■ **Task to carry out**:
Go through the records and show each line where the word "title" occurs.
——————
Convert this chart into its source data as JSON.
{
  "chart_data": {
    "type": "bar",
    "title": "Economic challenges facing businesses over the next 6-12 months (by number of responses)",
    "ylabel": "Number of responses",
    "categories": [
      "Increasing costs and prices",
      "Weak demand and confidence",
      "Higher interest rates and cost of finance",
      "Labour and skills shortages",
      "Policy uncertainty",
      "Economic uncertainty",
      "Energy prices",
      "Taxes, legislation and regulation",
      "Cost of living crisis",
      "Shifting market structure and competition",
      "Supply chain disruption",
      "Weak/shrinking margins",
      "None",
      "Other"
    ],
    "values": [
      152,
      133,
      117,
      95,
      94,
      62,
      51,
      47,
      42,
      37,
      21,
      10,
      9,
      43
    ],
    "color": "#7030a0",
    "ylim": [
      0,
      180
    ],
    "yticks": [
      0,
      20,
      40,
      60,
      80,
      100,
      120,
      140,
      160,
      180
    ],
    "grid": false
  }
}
——————
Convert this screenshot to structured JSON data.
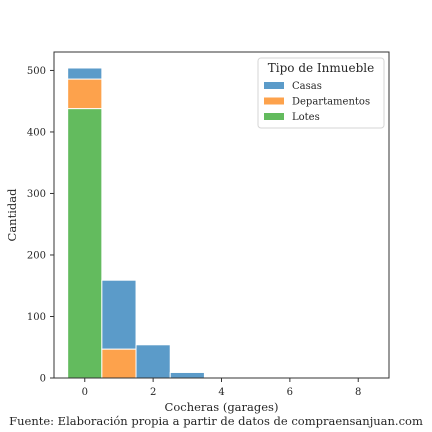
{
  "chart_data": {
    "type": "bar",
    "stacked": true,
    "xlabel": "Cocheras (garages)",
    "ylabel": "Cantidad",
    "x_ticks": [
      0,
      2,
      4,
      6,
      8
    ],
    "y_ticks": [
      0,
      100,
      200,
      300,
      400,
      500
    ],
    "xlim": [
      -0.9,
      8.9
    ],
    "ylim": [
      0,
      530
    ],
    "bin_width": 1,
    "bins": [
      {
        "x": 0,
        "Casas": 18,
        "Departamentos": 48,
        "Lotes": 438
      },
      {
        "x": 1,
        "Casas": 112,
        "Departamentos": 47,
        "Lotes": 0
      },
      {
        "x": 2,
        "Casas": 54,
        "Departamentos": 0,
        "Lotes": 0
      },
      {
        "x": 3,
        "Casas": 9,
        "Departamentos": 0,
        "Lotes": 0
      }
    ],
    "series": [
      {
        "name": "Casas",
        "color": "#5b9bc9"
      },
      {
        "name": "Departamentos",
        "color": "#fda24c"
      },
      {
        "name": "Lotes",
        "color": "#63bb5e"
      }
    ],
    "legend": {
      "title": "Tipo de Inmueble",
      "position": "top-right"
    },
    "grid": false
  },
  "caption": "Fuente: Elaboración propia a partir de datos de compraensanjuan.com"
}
——————
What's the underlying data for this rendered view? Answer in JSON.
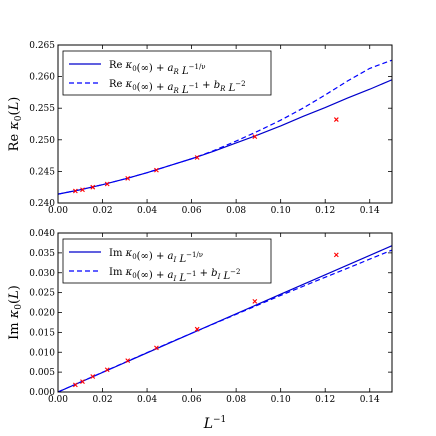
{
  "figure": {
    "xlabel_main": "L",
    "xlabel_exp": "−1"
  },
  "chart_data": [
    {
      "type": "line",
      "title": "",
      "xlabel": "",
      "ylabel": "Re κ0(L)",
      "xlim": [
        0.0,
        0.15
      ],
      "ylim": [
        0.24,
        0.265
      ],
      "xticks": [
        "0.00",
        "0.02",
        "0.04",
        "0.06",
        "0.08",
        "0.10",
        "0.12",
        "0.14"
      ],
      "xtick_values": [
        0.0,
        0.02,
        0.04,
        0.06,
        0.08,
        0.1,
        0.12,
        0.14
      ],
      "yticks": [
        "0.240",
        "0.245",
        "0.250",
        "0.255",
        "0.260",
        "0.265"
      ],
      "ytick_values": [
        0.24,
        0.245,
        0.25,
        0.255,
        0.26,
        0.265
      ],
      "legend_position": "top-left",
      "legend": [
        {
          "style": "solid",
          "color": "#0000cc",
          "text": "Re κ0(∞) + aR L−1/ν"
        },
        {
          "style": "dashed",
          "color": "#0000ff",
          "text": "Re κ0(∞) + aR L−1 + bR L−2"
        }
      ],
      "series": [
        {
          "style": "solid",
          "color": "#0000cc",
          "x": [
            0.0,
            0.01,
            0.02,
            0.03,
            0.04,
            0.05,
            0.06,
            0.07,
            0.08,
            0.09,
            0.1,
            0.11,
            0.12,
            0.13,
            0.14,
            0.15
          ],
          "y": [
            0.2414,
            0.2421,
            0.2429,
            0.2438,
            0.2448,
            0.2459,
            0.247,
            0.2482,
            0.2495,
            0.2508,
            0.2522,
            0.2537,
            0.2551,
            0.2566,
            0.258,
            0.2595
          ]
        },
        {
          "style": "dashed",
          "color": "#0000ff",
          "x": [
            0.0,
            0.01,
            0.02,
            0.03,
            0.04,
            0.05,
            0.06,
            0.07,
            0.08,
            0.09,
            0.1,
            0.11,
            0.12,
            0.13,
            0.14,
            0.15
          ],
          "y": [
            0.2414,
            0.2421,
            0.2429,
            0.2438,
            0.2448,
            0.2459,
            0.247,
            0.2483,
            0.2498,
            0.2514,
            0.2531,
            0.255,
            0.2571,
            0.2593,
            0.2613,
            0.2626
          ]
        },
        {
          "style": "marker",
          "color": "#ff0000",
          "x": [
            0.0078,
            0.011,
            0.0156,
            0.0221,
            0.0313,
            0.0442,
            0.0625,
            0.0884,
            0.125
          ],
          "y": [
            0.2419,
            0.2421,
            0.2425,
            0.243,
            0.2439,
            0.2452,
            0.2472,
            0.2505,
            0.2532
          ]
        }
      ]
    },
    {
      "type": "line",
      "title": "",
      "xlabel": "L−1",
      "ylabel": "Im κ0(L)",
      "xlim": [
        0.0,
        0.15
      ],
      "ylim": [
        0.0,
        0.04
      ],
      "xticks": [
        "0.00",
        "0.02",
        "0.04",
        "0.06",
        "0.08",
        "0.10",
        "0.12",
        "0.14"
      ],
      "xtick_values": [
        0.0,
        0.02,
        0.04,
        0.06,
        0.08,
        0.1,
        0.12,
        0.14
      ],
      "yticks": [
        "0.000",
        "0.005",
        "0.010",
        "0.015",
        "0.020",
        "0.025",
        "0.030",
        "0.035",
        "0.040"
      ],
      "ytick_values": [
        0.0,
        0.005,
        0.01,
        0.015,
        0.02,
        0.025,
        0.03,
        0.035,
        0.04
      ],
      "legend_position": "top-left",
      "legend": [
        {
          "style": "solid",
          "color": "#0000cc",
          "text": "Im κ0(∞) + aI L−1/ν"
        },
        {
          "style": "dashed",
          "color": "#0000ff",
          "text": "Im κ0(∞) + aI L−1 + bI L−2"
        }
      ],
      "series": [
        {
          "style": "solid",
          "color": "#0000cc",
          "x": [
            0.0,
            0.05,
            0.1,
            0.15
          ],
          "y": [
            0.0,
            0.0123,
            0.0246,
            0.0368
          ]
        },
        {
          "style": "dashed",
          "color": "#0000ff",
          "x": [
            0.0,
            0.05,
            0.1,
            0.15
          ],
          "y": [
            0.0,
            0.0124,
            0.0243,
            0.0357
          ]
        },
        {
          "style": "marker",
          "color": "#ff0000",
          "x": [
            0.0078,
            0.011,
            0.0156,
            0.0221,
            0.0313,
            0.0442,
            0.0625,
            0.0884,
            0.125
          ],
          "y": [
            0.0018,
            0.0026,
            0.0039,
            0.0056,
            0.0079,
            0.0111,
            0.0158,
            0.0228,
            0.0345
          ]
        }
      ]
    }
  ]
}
——————
■ **Full answer**:
    "title": "Economic challenges facing businesses over the next 6-12 months (by number of responses)",
      "title": "Tipo de Inmueble",
      "title": "",
      "title": "",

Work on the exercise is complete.